EXCERPTED TEXT:
──────

03 - Integral Domains

Integral Domain

Let $R$ be a ring then

$R$ is an Integral Domain if it is not the zero ring and has no zero divisors

Product is Zero Property $a,b\in R$ then

For

$$a.b=0⟹a=0\text{ or }b=0$$

Cancellation Property $x,y,z\in R$ then If

For

$$x.y=x.y$$

Then

$$x=0\text{ or }y=z$$

Proof

$$x.y=x.z⟺x.(y-z)=0$$

then result follows by definition

Subrings of Integral Domains lemma

Let $R$ be an Integral Domain
Let $S$ be any subring of $R$ then

$$S\text{ is also an Integral Domain}$$

Characteristic of Integral Domains

Let $R$ be a integral domain then

Characteristic of $R$

$$\mathrm{char}(R)=0\text{ or }p\text{ where prime }p\in Z$$

Proof

If $\mathrm{char}(R)=n>0$ then

$$\mathbb{Z}/n\mathbb{Z}\text{ is a subring of }R$$

So if $n=a.b$ where $a,b\in \mathbb{Z}$ where $a,b>1$ then

$$n_R=0⟺a_R.b_R=0$$

Hence $a_R$ and $b_R$ are both zero divisors as $a_R\ne 0$ and $b_R\ne 0$

So as $R$ is an integral domain then $\mathrm{char}(R)$ is either zero or prime

Euclidean Domain

Let $R$ be an integral domain
Let $N:R\setminus \{0\}\to \mathbb{N}$ be a function

$R$ is a Euclidean Domain if for any $a,b\in R$ with $b\ne 0$ then

$$\exists q,r\in R\text{ such that }a=b.q+r$$

then either

$$r=0\text{ or }N(r)<N(b)$$

Euclidean Domain for $\mathbb{Z}[i]$ lemma

Let $R=\mathbb{Z}[i]$
Let $N:R\to \mathbb{N}$ by $N(z)=a^2+b^2$ where $z=a+ib\in \mathbb{Z}[i]$ then

$$(R,N)\text{ is an Euclidean Domain}$$

Proof

As $N$ is the restriction of square of modulus function on $\mathbb{C}$ so

$$N(z.w)=N(z).N(w)$$

Write $|z{|}^2$ instead of $N(z)$ for $z\in \mathbb{C}\setminus \mathbb{Z}[i]$
Suppose $s,t\in \mathbb{Z}[i]$ and $t\ne 0$ then

$$\frac{s}{t}\in \mathbb{C}$$

So let

$$\frac{s}{t}=u+iv\text{ where }u,v\in Q$$

Let $a,b\in \mathbb{Z}$ such that

$$|u-a|\le \frac{1}{2}\text{ and }|v-b|\le \frac{1}{2}$$

Hence for $q=a+ib$ then

$${\left|\frac{s}{t}-q\right|}^2\le \frac{1}{4}+\frac{1}{4}=\frac{1}{2}$$

Thus

$$N(s-qt)\le \frac{1}{2}N(t)$$

Hence

$$r=s-qt\in \mathbb{Z}[i]$$

Thus either

$$r=0\text{ or }N(r)\le \frac{1}{2}N(t)<N(t)$$

Ideals of Euclidean Domains are principal lemma

Let $(R,N)$ be an Euclidean Domain then

Any ideal of $R$ is principal

Proof

If $I$ is a non-zero ideal then

Let $d\in I$ such that $N(d)$ is minimal

If $m\in I$ then

$$m=q.d+r$$

where

$$r=0\text{ or }N(r)<N(d)$$

But

$$r=m-q.d\in I$$

Hence by minimality of $N(d)$ then $r=0$ so $m=q.d$ so

$$I\subseteq R.d$$

Since $d\in I$ then

$$Rd\subseteq I$$

Hence $I=Rd$

Principal Ideal Domain

Let $R$ be an integral domain

If every ideal $I$ in $R$ is principal so exists $a\in R$ such that $I=⟨a⟩$ then

$R$ is known as a Principal Ideal Domain (PID)

──────

ENTRIES PROVIDED:
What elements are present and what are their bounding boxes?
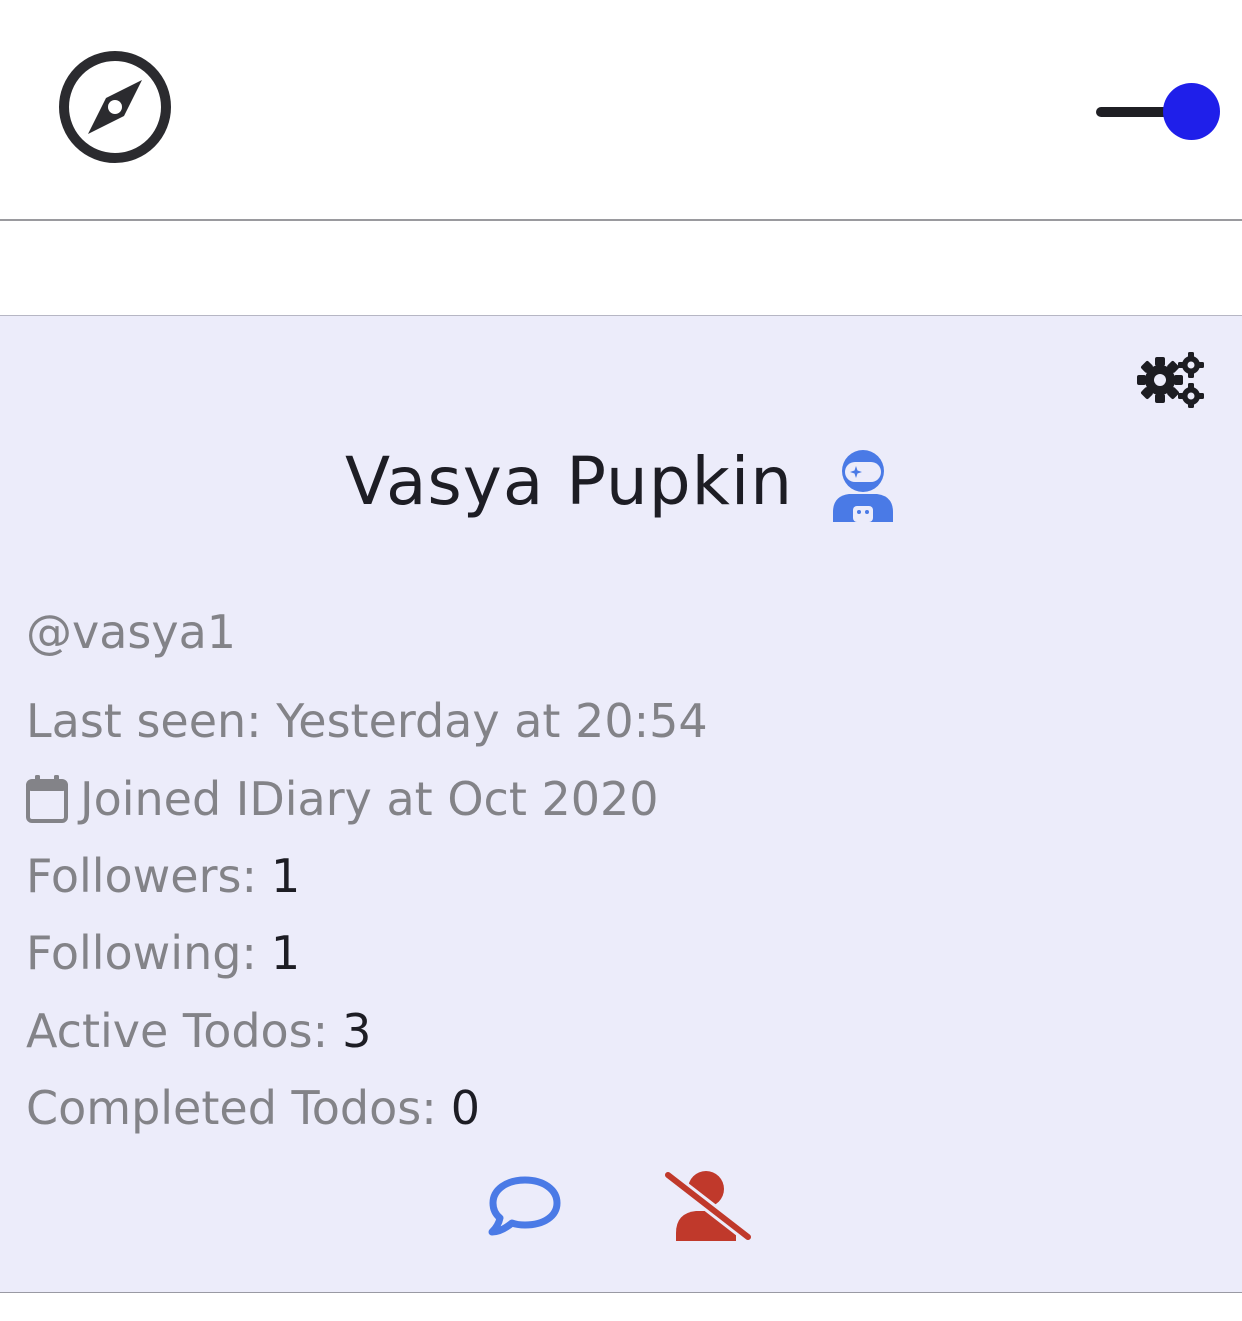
- compass-icon[interactable]: [58, 50, 172, 164]
- following-stat: Following: 1: [26, 930, 300, 976]
- theme-toggle[interactable]: [1096, 82, 1222, 142]
- completed-todos-label: Completed Todos:: [26, 1081, 437, 1135]
- followers-label: Followers:: [26, 849, 257, 903]
- joined-date: Joined IDiary at Oct 2020: [26, 775, 659, 823]
- following-count: 1: [270, 926, 301, 980]
- top-bar: [0, 0, 1242, 221]
- profile-name: Vasya Pupkin: [344, 442, 794, 520]
- calendar-icon: [26, 775, 68, 823]
- chat-bubble-icon[interactable]: [488, 1174, 562, 1238]
- active-todos-stat: Active Todos: 3: [26, 1008, 371, 1054]
- followers-stat: Followers: 1: [26, 853, 300, 899]
- last-seen: Last seen: Yesterday at 20:54: [26, 694, 708, 748]
- astronaut-icon: [829, 446, 897, 522]
- completed-todos-stat: Completed Todos: 0: [26, 1085, 480, 1131]
- active-todos-label: Active Todos:: [26, 1004, 329, 1058]
- joined-text: Joined IDiary at Oct 2020: [80, 772, 659, 826]
- gears-icon[interactable]: [1134, 352, 1206, 408]
- completed-todos-count: 0: [450, 1081, 481, 1135]
- active-todos-count: 3: [342, 1004, 372, 1058]
- following-label: Following:: [26, 926, 257, 980]
- username-handle: @vasya1: [26, 605, 237, 659]
- followers-count: 1: [270, 849, 301, 903]
- toggle-knob: [1163, 83, 1220, 140]
- user-slash-icon[interactable]: [662, 1169, 754, 1243]
- profile-name-row: Vasya Pupkin: [0, 436, 1242, 526]
- profile-card: Vasya Pupkin @vasya1 Last seen: Yesterda…: [0, 315, 1242, 1293]
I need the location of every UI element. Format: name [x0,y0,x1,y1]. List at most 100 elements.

──────

INSTRUCTIONS FOR THE TASK:
Answer these questions from the notes on integral domains above.
(a) What values can the characteristic of an integral domain take?
(b) How is the function $N$ defined on $\mathbb{Z}[i]$ in the lemma that makes it a Euclidean Domain?
(c) What is an integral domain called when every ideal in it is principal?

EXERCISE ANSWER:
(a) The characteristic is either 0 or a prime $p$.
(b) $N(z)=a^2+b^2$, where $z=a+ib\in \mathbb{Z}[i]$.
(c) It is called a Principal Ideal Domain (PID).